_EXERCISE SET_
[a] Using the passage on Jewish life in Yekaterinoslav, decide whether each statement agrees with it: (i) 66 Jews were killed in the 1905 pogrom; (ii) the self-defense organization founded in 1904 had only Jewish members; (iii) Levi Yitzhak Shneerson served as rabbi of the city from 1907 to 1939. Answer yes or no for each and quote the words that decide it.
[b] In the first block of records, recast the lines from the one holding "Bar [645, 354, 805, 399]" through the one holding "Bar [160, 266, 320, 310]", inclusive, as a JSON list of strings with one string per line and blank lines omitted.

Yekaterinoslav was also an importnat center of the Habad Hassidic movement. From 1907 to 1939 Levi Yitzhak Shneerson of the Lubavich Hassidic dynasty served as rabbi of Yekaterinoslav (Dnepropetrovsk). In the late 1920s and early 1930s a unofficial Lubavich yeshiva operated in Dnepropetrovsk.
At the end of the 19th century Yekaterinoslav was a hub of Jewish political activity, including a strong Zionist movement with such prominent leaders as Shmaryahu Levin and Menachem Usyshkin living and working in the city, as well as a branch of the non-Zionist and socialist Bund.
In 1883 and 1905 there were pogroms in Yekaterinoslav. During the 1905 pogrom 66 Jews were killed and 125 wounded and Jewish homes and shops were looted. To protect the Jewish population a self-defence organization was established in 1904 with 600 members, including several non-Jews.

_RECORDS SHOWN_
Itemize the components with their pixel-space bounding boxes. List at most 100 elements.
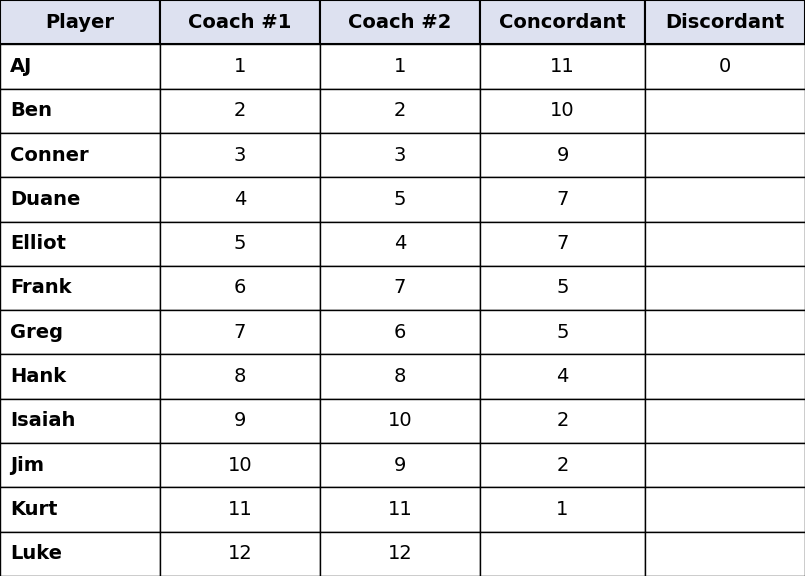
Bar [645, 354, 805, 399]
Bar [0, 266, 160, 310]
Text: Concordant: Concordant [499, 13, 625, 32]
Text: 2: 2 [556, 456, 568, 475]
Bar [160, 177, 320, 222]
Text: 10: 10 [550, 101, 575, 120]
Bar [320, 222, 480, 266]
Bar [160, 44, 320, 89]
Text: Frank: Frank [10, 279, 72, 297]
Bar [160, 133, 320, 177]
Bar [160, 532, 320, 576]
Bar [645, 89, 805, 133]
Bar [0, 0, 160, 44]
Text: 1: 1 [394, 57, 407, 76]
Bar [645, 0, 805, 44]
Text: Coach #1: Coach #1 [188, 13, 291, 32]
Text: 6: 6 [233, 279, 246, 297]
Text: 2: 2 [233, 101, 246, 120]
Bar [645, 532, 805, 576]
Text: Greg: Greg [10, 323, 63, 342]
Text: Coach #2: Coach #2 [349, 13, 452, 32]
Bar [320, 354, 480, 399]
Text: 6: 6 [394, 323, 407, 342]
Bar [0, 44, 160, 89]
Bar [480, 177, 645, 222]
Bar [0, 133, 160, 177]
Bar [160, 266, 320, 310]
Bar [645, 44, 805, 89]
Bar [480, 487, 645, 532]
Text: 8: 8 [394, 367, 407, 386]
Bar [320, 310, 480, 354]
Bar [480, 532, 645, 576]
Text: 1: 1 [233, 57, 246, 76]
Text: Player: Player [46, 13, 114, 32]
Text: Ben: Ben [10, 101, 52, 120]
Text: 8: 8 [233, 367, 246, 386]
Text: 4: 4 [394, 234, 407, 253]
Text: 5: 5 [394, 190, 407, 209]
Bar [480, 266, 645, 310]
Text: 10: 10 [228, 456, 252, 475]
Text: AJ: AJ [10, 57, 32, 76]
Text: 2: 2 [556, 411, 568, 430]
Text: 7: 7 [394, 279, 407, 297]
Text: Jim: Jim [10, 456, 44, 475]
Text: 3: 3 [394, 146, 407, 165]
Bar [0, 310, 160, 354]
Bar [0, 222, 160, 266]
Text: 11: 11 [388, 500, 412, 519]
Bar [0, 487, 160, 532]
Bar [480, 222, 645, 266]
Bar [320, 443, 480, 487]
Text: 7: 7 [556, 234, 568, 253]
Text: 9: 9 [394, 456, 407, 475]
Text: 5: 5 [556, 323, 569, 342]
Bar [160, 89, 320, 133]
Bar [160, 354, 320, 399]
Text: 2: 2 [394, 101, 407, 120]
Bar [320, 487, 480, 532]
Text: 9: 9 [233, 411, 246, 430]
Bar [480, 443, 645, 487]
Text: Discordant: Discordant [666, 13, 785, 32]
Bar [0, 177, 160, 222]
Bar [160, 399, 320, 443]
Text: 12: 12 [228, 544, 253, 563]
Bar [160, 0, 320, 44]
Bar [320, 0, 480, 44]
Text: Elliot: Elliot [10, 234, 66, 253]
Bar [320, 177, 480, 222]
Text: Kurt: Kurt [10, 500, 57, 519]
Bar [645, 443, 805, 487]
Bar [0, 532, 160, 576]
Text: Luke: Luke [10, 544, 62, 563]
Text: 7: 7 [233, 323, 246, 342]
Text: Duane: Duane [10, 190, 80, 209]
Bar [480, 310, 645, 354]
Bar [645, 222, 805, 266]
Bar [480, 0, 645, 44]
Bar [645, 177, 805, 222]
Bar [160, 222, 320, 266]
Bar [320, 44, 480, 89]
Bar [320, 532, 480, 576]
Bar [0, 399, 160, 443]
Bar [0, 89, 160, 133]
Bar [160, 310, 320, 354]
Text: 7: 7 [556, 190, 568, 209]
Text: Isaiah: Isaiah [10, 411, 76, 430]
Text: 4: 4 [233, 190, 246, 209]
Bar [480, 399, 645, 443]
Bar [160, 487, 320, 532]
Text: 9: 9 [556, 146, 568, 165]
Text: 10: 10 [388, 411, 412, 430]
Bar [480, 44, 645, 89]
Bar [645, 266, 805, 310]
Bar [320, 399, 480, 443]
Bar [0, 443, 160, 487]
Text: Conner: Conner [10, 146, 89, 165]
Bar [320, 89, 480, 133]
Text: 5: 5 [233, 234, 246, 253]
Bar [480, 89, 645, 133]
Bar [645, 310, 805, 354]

==

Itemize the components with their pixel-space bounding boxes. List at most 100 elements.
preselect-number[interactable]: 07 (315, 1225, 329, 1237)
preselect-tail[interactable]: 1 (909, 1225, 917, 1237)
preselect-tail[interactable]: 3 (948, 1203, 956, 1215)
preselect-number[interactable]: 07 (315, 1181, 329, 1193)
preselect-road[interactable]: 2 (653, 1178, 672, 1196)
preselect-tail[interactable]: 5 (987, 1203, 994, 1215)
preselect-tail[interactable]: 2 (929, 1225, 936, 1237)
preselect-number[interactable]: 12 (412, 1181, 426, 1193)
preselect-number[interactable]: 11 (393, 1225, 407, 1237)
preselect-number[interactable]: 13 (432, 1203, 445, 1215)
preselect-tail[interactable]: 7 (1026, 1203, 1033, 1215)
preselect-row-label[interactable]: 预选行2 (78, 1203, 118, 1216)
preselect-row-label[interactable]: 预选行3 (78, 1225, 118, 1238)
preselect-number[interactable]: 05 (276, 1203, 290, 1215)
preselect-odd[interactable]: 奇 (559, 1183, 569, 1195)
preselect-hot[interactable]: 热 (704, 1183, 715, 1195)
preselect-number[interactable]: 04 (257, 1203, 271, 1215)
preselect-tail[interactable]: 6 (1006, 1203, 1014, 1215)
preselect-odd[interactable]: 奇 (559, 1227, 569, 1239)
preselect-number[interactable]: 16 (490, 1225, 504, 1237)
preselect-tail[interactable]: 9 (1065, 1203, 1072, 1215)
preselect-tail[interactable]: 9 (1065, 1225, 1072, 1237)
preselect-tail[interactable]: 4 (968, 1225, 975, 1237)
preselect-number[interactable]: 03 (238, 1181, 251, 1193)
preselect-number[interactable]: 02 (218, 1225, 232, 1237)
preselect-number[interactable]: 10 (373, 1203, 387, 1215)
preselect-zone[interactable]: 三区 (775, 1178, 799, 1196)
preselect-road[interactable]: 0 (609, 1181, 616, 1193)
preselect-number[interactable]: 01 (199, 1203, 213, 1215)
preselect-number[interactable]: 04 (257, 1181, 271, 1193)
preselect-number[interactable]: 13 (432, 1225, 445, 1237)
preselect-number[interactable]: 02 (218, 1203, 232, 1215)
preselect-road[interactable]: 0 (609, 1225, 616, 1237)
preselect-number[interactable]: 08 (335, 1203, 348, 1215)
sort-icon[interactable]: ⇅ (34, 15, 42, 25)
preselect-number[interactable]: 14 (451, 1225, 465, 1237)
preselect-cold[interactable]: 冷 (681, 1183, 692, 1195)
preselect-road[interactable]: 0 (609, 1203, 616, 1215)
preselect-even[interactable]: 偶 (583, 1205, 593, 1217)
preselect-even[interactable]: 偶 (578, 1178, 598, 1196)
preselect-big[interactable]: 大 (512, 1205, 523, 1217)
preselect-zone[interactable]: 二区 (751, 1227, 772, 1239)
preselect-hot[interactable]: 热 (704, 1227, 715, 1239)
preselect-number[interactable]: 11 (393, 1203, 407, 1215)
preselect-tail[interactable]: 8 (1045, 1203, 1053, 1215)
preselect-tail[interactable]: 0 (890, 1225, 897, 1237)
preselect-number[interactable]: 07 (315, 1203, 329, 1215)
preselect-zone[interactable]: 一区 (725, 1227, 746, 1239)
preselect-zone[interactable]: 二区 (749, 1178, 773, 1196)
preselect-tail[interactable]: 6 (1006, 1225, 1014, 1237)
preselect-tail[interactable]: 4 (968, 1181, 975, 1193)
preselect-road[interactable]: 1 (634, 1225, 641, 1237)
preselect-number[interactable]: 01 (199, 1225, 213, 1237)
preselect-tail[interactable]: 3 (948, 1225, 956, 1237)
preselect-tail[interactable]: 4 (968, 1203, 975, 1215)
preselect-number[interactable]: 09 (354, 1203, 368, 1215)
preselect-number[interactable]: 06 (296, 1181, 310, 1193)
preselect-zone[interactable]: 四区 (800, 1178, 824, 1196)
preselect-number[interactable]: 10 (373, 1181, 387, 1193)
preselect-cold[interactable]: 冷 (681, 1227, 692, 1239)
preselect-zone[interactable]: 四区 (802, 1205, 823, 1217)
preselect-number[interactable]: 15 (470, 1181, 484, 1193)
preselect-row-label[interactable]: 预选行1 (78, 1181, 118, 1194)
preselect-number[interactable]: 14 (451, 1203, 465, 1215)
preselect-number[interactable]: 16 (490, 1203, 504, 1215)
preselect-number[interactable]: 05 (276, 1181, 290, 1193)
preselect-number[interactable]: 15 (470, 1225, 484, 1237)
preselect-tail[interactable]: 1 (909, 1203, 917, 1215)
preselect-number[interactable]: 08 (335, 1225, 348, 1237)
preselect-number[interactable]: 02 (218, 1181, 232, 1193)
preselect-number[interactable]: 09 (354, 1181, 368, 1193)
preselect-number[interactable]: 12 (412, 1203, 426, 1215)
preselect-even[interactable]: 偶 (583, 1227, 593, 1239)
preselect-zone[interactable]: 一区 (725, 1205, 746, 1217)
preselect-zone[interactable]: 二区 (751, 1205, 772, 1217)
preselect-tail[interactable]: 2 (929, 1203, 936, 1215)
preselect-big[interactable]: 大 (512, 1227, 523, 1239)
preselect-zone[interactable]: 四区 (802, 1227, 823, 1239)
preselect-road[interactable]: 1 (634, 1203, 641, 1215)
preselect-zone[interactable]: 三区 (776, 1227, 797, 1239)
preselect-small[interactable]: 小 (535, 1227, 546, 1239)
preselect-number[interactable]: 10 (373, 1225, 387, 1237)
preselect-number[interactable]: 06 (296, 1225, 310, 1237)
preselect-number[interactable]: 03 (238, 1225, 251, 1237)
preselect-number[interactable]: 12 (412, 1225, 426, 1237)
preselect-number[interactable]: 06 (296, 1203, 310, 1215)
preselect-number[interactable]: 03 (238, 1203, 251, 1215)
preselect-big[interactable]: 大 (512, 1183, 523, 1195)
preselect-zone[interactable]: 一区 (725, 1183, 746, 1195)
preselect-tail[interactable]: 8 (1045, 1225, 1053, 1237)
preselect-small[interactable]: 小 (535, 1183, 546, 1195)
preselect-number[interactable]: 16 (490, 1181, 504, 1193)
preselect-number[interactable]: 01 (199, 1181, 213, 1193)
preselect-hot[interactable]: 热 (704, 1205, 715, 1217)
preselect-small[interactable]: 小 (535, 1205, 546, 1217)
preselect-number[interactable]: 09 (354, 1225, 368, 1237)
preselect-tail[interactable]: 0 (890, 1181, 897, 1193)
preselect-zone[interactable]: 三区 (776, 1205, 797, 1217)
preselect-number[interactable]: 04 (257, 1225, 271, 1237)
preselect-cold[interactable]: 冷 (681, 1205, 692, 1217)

_SOLUTIONS FOR EACH TASK_
[a]
(i) Yes: "During the 1905 pogrom 66 Jews were killed and 125 wounded"
(ii) No: "with 600 members, including several non-Jews"
(iii) Yes: "From 1907 to 1939 Levi Yitzhak Shneerson of the Lubavich Hassidic dynasty served as rabbi of Yekaterinoslav (Dnepropetrovsk)"

[b]
[
  "Bar [645, 354, 805, 399]",
  "Bar [0, 266, 160, 310]",
  "Text: Concordant: Concordant [499, 13, 625, 32]",
  "Text: 2: 2 [556, 456, 568, 475]",
  "Bar [160, 177, 320, 222]",
  "Text: 10: 10 [550, 101, 575, 120]",
  "Bar [320, 222, 480, 266]",
  "Bar [160, 44, 320, 89]",
  "Text: Frank: Frank [10, 279, 72, 297]",
  "Bar [160, 133, 320, 177]",
  "Bar [160, 532, 320, 576]",
  "Bar [645, 89, 805, 133]",
  "Bar [0, 0, 160, 44]",
  "Text: 1: 1 [394, 57, 407, 76]",
  "Bar [645, 0, 805, 44]",
  "Text: Coach #1: Coach #1 [188, 13, 291, 32]",
  "Text: 6: 6 [233, 279, 246, 297]",
  "Text: 2: 2 [233, 101, 246, 120]",
  "Bar [645, 532, 805, 576]",
  "Text: Greg: Greg [10, 323, 63, 342]",
  "Text: Coach #2: Coach #2 [349, 13, 452, 32]",
  "Bar [320, 354, 480, 399]",
  "Text: 6: 6 [394, 323, 407, 342]",
  "Bar [0, 44, 160, 89]",
  "Bar [480, 177, 645, 222]",
  "Bar [0, 133, 160, 177]",
  "Bar [160, 266, 320, 310]"
]